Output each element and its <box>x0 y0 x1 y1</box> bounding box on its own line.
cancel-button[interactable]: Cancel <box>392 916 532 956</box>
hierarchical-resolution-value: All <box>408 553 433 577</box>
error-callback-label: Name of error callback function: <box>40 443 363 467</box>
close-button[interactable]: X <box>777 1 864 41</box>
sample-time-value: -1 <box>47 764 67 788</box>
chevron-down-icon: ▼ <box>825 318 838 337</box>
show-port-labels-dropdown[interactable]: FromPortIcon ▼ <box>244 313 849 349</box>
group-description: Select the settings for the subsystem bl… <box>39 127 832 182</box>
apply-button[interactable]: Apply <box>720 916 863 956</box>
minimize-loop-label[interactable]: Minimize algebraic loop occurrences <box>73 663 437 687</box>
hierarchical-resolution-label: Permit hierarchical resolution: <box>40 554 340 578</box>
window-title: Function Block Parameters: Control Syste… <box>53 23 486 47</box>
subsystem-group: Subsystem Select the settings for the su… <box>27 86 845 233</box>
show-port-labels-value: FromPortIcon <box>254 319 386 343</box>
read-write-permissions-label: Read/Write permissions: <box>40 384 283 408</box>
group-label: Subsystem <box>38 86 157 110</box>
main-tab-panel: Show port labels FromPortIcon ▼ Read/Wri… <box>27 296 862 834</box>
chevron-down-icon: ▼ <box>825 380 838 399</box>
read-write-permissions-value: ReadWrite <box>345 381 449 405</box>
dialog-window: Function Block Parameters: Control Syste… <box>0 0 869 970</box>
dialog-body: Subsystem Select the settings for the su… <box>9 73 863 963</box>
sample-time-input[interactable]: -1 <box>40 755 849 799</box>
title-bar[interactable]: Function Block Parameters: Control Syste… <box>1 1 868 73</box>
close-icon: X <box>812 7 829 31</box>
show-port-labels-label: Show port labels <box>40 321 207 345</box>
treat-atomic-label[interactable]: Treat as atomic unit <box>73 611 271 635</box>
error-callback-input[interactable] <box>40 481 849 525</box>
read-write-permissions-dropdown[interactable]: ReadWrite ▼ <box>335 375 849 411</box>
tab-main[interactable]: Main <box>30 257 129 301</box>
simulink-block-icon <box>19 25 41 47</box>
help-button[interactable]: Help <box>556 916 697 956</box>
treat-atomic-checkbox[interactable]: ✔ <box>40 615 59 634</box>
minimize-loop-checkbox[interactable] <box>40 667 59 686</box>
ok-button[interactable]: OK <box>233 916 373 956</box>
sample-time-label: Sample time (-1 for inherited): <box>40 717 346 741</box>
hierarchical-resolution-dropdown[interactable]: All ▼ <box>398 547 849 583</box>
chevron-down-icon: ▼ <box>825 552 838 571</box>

---

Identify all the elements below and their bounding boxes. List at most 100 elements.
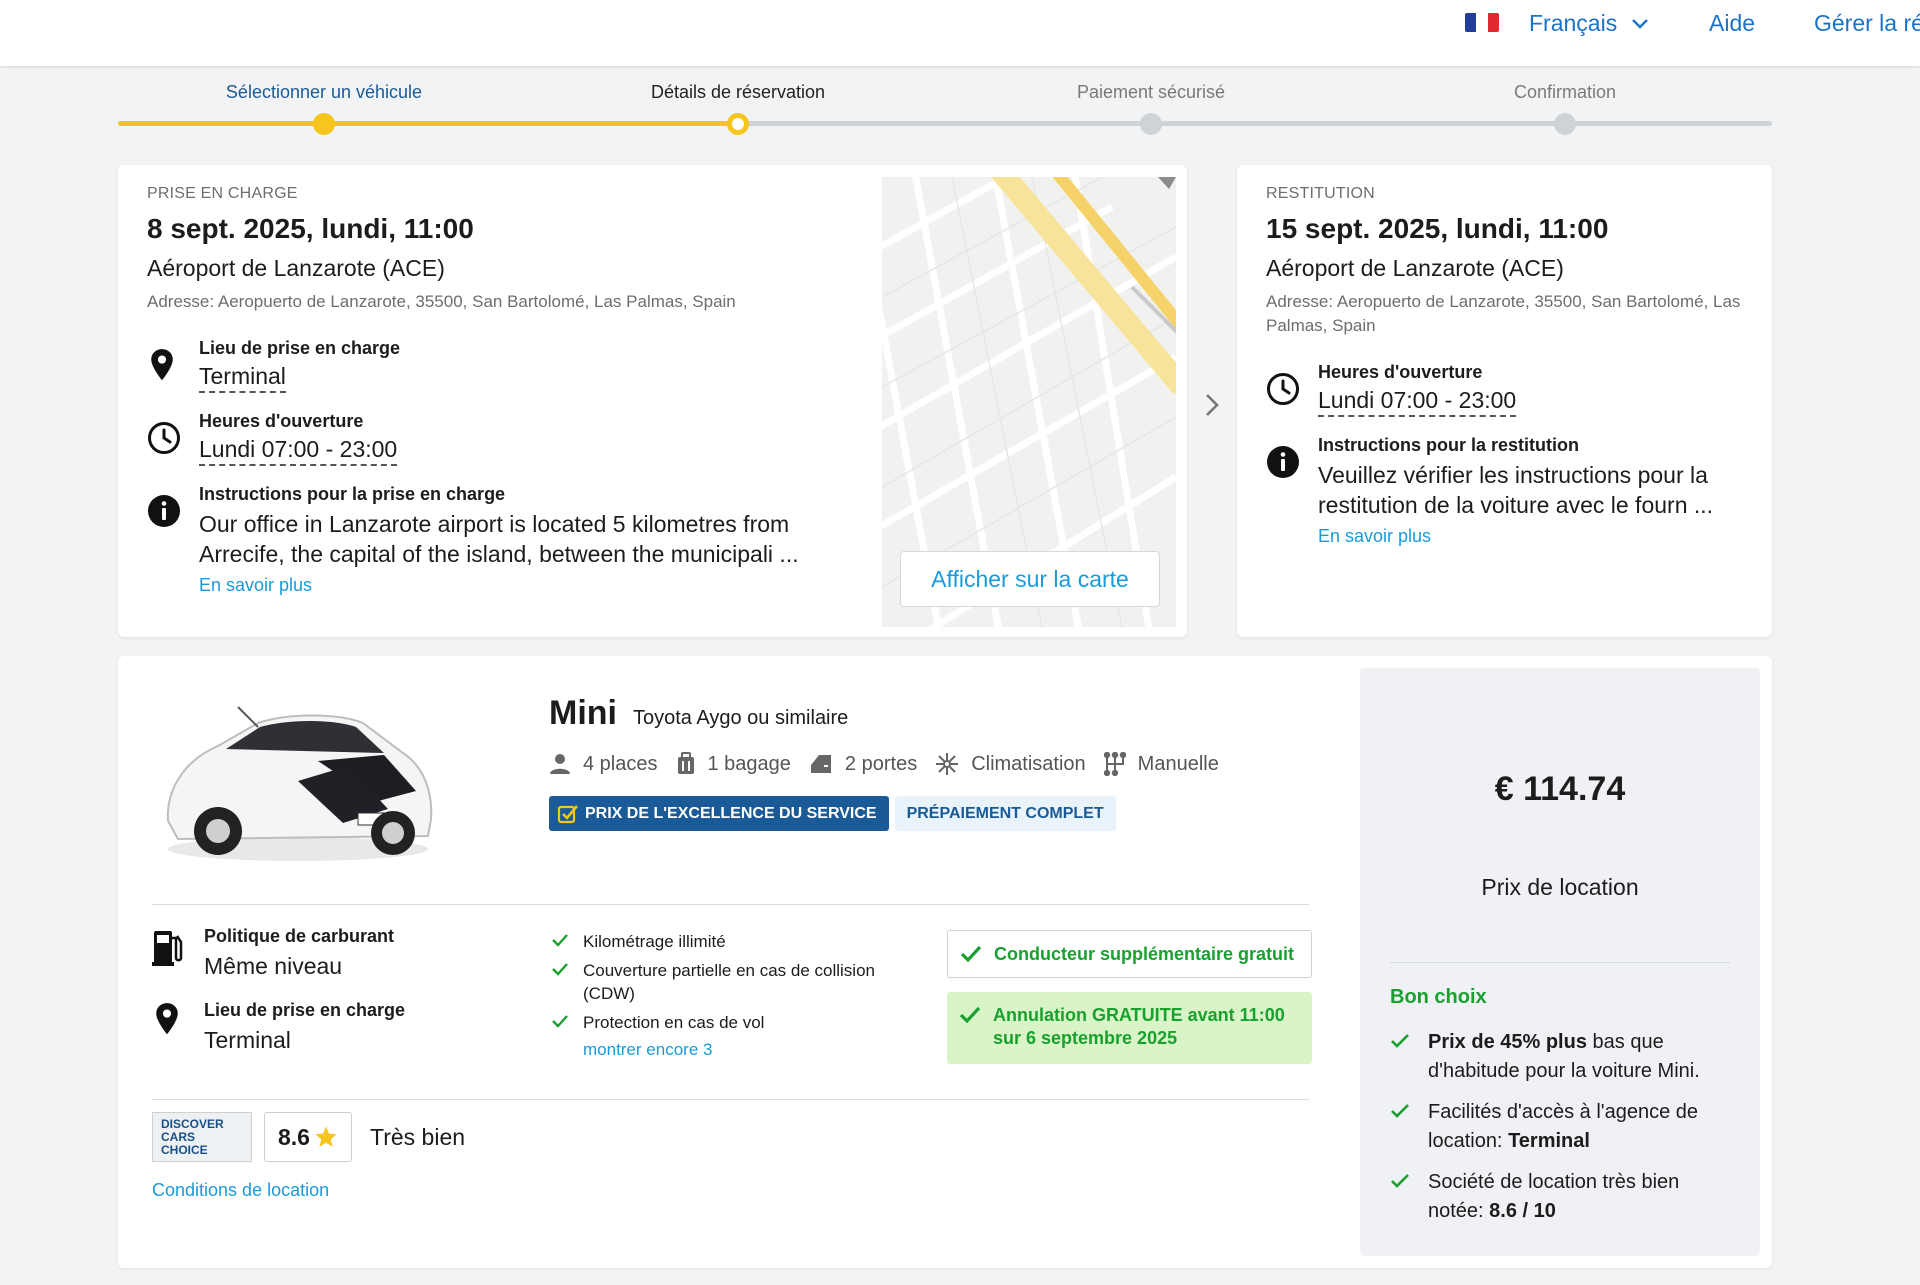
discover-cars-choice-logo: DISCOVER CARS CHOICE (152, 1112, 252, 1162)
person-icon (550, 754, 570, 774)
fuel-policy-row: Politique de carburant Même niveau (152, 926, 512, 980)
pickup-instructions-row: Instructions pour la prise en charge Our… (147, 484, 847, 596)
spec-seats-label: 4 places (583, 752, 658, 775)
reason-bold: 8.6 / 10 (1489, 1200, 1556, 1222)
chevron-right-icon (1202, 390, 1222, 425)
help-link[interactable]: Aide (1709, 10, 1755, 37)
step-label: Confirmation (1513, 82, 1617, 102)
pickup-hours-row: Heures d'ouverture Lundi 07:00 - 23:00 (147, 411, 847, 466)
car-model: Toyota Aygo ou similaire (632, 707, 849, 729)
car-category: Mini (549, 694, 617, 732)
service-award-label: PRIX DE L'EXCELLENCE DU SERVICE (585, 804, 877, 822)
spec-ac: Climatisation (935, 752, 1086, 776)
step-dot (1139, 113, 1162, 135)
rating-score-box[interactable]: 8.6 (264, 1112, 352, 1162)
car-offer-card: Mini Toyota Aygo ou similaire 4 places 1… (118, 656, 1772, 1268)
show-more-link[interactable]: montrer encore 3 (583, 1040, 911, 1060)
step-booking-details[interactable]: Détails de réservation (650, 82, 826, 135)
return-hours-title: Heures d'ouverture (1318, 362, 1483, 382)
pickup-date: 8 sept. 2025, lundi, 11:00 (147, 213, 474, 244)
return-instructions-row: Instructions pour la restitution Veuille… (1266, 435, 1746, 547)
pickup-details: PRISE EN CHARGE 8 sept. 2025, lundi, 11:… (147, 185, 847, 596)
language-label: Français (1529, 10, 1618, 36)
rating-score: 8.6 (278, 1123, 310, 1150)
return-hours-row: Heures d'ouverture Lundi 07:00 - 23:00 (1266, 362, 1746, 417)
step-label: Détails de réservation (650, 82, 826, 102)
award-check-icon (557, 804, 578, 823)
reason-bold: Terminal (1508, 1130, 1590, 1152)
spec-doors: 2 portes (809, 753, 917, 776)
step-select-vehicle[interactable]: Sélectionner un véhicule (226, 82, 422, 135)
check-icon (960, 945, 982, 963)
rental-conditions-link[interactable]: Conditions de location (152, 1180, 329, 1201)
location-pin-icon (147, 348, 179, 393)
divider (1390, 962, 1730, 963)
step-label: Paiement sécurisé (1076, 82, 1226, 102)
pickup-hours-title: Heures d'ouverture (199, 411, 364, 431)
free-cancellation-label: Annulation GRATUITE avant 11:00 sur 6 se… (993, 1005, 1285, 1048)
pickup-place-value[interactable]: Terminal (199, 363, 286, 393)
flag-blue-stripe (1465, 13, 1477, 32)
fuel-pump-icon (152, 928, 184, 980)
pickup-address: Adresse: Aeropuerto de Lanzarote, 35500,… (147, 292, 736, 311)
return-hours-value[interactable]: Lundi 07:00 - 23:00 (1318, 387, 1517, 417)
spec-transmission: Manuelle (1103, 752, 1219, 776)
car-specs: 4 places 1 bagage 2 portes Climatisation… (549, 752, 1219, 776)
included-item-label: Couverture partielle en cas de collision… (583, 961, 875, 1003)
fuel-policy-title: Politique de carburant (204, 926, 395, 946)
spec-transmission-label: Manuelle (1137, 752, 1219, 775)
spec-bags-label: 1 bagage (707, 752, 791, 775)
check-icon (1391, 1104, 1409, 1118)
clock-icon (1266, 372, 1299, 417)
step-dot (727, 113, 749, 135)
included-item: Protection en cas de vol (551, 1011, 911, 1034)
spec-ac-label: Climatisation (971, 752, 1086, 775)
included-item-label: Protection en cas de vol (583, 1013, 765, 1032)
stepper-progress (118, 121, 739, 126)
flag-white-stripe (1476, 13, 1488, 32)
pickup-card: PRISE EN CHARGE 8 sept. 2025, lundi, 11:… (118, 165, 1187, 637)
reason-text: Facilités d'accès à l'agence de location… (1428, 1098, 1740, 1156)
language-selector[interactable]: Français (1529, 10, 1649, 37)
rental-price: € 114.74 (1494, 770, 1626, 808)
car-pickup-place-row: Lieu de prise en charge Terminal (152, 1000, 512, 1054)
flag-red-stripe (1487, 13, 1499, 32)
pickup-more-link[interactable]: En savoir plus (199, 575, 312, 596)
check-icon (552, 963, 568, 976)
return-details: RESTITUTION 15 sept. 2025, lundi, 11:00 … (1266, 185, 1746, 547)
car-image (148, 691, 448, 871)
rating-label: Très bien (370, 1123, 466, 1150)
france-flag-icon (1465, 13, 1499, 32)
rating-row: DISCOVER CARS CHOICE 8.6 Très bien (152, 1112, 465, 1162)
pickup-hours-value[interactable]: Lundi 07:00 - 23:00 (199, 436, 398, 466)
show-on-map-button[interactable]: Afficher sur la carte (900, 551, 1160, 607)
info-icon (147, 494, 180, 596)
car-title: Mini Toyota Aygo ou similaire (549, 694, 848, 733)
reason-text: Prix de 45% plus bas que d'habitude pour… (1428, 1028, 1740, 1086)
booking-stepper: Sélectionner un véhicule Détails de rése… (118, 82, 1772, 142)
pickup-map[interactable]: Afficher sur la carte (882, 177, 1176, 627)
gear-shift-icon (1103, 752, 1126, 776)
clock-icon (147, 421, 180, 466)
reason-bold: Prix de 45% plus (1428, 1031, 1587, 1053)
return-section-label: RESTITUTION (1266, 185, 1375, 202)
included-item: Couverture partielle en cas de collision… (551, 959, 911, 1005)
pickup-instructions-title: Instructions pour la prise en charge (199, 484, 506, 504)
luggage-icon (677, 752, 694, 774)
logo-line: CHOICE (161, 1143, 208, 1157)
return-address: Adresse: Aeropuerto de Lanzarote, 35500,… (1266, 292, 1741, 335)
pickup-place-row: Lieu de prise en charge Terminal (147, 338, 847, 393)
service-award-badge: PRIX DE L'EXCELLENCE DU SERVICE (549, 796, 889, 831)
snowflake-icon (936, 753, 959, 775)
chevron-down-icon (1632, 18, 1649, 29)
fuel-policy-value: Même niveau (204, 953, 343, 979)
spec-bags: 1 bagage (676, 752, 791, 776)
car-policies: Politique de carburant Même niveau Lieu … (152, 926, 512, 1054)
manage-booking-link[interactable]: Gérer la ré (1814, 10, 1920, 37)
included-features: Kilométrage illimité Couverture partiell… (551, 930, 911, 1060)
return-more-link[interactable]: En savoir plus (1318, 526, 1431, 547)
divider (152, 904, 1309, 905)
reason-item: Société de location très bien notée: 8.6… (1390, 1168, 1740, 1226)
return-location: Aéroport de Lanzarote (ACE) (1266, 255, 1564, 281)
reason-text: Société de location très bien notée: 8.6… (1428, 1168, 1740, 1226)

■ BRIEF ■
Copy the records verbatim, from the line containing "Output each element" through the line containing "chevron-down-icon: ▼ <box>825 380", with both of those lines included.

■ TASK SOLUTION ■
Output each element and its <box>x0 y0 x1 y1</box> bounding box on its own line.
cancel-button[interactable]: Cancel <box>392 916 532 956</box>
hierarchical-resolution-value: All <box>408 553 433 577</box>
error-callback-label: Name of error callback function: <box>40 443 363 467</box>
close-button[interactable]: X <box>777 1 864 41</box>
sample-time-value: -1 <box>47 764 67 788</box>
chevron-down-icon: ▼ <box>825 318 838 337</box>
show-port-labels-dropdown[interactable]: FromPortIcon ▼ <box>244 313 849 349</box>
group-description: Select the settings for the subsystem bl… <box>39 127 832 182</box>
apply-button[interactable]: Apply <box>720 916 863 956</box>
minimize-loop-label[interactable]: Minimize algebraic loop occurrences <box>73 663 437 687</box>
hierarchical-resolution-label: Permit hierarchical resolution: <box>40 554 340 578</box>
window-title: Function Block Parameters: Control Syste… <box>53 23 486 47</box>
subsystem-group: Subsystem Select the settings for the su… <box>27 86 845 233</box>
show-port-labels-value: FromPortIcon <box>254 319 386 343</box>
read-write-permissions-label: Read/Write permissions: <box>40 384 283 408</box>
group-label: Subsystem <box>38 86 157 110</box>
main-tab-panel: Show port labels FromPortIcon ▼ Read/Wri… <box>27 296 862 834</box>
chevron-down-icon: ▼ <box>825 380 838 399</box>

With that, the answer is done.